start
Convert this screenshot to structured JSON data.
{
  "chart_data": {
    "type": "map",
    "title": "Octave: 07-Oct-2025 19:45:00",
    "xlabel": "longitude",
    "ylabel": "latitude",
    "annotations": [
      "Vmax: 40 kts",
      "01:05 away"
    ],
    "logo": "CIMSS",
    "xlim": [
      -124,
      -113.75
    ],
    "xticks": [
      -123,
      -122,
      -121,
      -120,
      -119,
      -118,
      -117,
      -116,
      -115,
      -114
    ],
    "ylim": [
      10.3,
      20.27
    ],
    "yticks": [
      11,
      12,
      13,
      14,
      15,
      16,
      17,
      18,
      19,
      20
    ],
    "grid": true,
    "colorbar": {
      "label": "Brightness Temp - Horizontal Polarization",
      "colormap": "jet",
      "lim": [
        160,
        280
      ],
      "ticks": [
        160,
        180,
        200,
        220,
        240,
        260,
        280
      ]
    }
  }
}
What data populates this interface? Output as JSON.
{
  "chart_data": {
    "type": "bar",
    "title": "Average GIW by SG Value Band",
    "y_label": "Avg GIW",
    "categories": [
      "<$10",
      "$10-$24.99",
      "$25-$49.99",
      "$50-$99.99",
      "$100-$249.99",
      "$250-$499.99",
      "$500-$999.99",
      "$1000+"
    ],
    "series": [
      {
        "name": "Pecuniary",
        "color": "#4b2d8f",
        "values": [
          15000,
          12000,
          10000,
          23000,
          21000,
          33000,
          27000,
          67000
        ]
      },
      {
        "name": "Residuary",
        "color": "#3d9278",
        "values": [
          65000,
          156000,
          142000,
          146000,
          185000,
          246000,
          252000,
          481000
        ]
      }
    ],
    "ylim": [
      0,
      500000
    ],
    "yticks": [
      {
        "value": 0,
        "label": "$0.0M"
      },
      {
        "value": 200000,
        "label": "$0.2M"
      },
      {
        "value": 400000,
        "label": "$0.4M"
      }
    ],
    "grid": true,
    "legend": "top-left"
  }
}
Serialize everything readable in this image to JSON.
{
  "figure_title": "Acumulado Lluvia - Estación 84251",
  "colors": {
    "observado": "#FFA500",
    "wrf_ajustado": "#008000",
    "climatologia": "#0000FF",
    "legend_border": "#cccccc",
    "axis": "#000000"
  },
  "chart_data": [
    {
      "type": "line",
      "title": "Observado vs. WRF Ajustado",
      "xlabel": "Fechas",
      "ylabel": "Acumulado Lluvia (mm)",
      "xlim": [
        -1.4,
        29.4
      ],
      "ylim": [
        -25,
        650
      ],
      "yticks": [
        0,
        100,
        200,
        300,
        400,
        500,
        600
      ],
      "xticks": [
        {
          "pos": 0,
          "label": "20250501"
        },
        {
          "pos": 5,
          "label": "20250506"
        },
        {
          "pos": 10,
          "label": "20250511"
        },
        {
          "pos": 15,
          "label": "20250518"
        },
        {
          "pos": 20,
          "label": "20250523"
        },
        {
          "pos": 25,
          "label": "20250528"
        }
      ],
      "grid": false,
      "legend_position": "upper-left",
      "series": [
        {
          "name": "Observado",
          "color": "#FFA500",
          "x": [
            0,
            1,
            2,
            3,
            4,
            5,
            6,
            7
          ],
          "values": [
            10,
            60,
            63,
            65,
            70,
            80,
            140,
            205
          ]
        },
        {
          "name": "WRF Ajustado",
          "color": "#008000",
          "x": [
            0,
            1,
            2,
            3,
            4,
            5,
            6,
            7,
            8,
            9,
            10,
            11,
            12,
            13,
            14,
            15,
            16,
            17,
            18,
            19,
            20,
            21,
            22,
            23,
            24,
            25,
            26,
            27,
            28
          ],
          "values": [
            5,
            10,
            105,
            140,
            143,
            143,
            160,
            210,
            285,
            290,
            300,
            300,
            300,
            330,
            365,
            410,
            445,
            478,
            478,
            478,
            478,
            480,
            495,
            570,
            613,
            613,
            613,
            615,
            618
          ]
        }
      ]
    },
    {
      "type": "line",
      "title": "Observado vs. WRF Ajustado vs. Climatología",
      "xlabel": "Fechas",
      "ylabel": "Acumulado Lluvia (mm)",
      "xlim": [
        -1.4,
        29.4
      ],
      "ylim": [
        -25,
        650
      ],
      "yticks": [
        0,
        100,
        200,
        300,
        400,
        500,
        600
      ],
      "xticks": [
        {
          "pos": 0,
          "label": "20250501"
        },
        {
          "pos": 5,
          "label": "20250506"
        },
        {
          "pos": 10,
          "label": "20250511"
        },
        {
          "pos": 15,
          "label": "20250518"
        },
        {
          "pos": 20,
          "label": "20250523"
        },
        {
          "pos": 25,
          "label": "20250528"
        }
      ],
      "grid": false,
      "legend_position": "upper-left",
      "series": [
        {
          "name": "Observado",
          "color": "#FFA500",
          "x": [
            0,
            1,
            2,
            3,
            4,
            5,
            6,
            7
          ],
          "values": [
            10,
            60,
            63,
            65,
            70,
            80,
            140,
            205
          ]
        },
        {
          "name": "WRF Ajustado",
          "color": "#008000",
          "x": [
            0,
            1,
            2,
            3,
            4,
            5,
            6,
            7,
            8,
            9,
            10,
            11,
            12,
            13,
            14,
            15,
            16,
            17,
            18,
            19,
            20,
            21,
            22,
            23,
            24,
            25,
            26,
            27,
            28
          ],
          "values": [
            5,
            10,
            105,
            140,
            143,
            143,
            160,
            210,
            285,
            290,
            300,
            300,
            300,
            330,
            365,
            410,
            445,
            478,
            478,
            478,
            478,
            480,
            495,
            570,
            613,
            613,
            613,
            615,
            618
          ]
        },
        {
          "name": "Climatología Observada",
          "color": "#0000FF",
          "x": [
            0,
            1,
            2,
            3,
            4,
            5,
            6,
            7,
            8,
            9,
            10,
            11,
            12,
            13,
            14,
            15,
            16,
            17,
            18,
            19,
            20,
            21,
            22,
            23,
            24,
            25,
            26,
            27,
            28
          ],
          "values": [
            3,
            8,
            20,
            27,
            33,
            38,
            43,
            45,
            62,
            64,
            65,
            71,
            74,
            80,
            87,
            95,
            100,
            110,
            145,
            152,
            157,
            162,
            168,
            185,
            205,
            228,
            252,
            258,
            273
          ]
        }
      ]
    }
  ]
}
end
→ Set task: Retype all of the entries precisely as they are.

→ Correct result:
Convert this screenshot to structured JSON data.
{
  "chart_data": {
    "type": "map",
    "title": "Octave: 07-Oct-2025 19:45:00",
    "xlabel": "longitude",
    "ylabel": "latitude",
    "annotations": [
      "Vmax: 40 kts",
      "01:05 away"
    ],
    "logo": "CIMSS",
    "xlim": [
      -124,
      -113.75
    ],
    "xticks": [
      -123,
      -122,
      -121,
      -120,
      -119,
      -118,
      -117,
      -116,
      -115,
      -114
    ],
    "ylim": [
      10.3,
      20.27
    ],
    "yticks": [
      11,
      12,
      13,
      14,
      15,
      16,
      17,
      18,
      19,
      20
    ],
    "grid": true,
    "colorbar": {
      "label": "Brightness Temp - Horizontal Polarization",
      "colormap": "jet",
      "lim": [
        160,
        280
      ],
      "ticks": [
        160,
        180,
        200,
        220,
        240,
        260,
        280
      ]
    }
  }
}
What data populates this interface? Output as JSON.
{
  "chart_data": {
    "type": "bar",
    "title": "Average GIW by SG Value Band",
    "y_label": "Avg GIW",
    "categories": [
      "<$10",
      "$10-$24.99",
      "$25-$49.99",
      "$50-$99.99",
      "$100-$249.99",
      "$250-$499.99",
      "$500-$999.99",
      "$1000+"
    ],
    "series": [
      {
        "name": "Pecuniary",
        "color": "#4b2d8f",
        "values": [
          15000,
          12000,
          10000,
          23000,
          21000,
          33000,
          27000,
          67000
        ]
      },
      {
        "name": "Residuary",
        "color": "#3d9278",
        "values": [
          65000,
          156000,
          142000,
          146000,
          185000,
          246000,
          252000,
          481000
        ]
      }
    ],
    "ylim": [
      0,
      500000
    ],
    "yticks": [
      {
        "value": 0,
        "label": "$0.0M"
      },
      {
        "value": 200000,
        "label": "$0.2M"
      },
      {
        "value": 400000,
        "label": "$0.4M"
      }
    ],
    "grid": true,
    "legend": "top-left"
  }
}
Serialize everything readable in this image to JSON.
{
  "figure_title": "Acumulado Lluvia - Estación 84251",
  "colors": {
    "observado": "#FFA500",
    "wrf_ajustado": "#008000",
    "climatologia": "#0000FF",
    "legend_border": "#cccccc",
    "axis": "#000000"
  },
  "chart_data": [
    {
      "type": "line",
      "title": "Observado vs. WRF Ajustado",
      "xlabel": "Fechas",
      "ylabel": "Acumulado Lluvia (mm)",
      "xlim": [
        -1.4,
        29.4
      ],
      "ylim": [
        -25,
        650
      ],
      "yticks": [
        0,
        100,
        200,
        300,
        400,
        500,
        600
      ],
      "xticks": [
        {
          "pos": 0,
          "label": "20250501"
        },
        {
          "pos": 5,
          "label": "20250506"
        },
        {
          "pos": 10,
          "label": "20250511"
        },
        {
          "pos": 15,
          "label": "20250518"
        },
        {
          "pos": 20,
          "label": "20250523"
        },
        {
          "pos": 25,
          "label": "20250528"
        }
      ],
      "grid": false,
      "legend_position": "upper-left",
      "series": [
        {
          "name": "Observado",
          "color": "#FFA500",
          "x": [
            0,
            1,
            2,
            3,
            4,
            5,
            6,
            7
          ],
          "values": [
            10,
            60,
            63,
            65,
            70,
            80,
            140,
            205
          ]
        },
        {
          "name": "WRF Ajustado",
          "color": "#008000",
          "x": [
            0,
            1,
            2,
            3,
            4,
            5,
            6,
            7,
            8,
            9,
            10,
            11,
            12,
            13,
            14,
            15,
            16,
            17,
            18,
            19,
            20,
            21,
            22,
            23,
            24,
            25,
            26,
            27,
            28
          ],
          "values": [
            5,
            10,
            105,
            140,
            143,
            143,
            160,
            210,
            285,
            290,
            300,
            300,
            300,
            330,
            365,
            410,
            445,
            478,
            478,
            478,
            478,
            480,
            495,
            570,
            613,
            613,
            613,
            615,
            618
          ]
        }
      ]
    },
    {
      "type": "line",
      "title": "Observado vs. WRF Ajustado vs. Climatología",
      "xlabel": "Fechas",
      "ylabel": "Acumulado Lluvia (mm)",
      "xlim": [
        -1.4,
        29.4
      ],
      "ylim": [
        -25,
        650
      ],
      "yticks": [
        0,
        100,
        200,
        300,
        400,
        500,
        600
      ],
      "xticks": [
        {
          "pos": 0,
          "label": "20250501"
        },
        {
          "pos": 5,
          "label": "20250506"
        },
        {
          "pos": 10,
          "label": "20250511"
        },
        {
          "pos": 15,
          "label": "20250518"
        },
        {
          "pos": 20,
          "label": "20250523"
        },
        {
          "pos": 25,
          "label": "20250528"
        }
      ],
      "grid": false,
      "legend_position": "upper-left",
      "series": [
        {
          "name": "Observado",
          "color": "#FFA500",
          "x": [
            0,
            1,
            2,
            3,
            4,
            5,
            6,
            7
          ],
          "values": [
            10,
            60,
            63,
            65,
            70,
            80,
            140,
            205
          ]
        },
        {
          "name": "WRF Ajustado",
          "color": "#008000",
          "x": [
            0,
            1,
            2,
            3,
            4,
            5,
            6,
            7,
            8,
            9,
            10,
            11,
            12,
            13,
            14,
            15,
            16,
            17,
            18,
            19,
            20,
            21,
            22,
            23,
            24,
            25,
            26,
            27,
            28
          ],
          "values": [
            5,
            10,
            105,
            140,
            143,
            143,
            160,
            210,
            285,
            290,
            300,
            300,
            300,
            330,
            365,
            410,
            445,
            478,
            478,
            478,
            478,
            480,
            495,
            570,
            613,
            613,
            613,
            615,
            618
          ]
        },
        {
          "name": "Climatología Observada",
          "color": "#0000FF",
          "x": [
            0,
            1,
            2,
            3,
            4,
            5,
            6,
            7,
            8,
            9,
            10,
            11,
            12,
            13,
            14,
            15,
            16,
            17,
            18,
            19,
            20,
            21,
            22,
            23,
            24,
            25,
            26,
            27,
            28
          ],
          "values": [
            3,
            8,
            20,
            27,
            33,
            38,
            43,
            45,
            62,
            64,
            65,
            71,
            74,
            80,
            87,
            95,
            100,
            110,
            145,
            152,
            157,
            162,
            168,
            185,
            205,
            228,
            252,
            258,
            273
          ]
        }
      ]
    }
  ]
}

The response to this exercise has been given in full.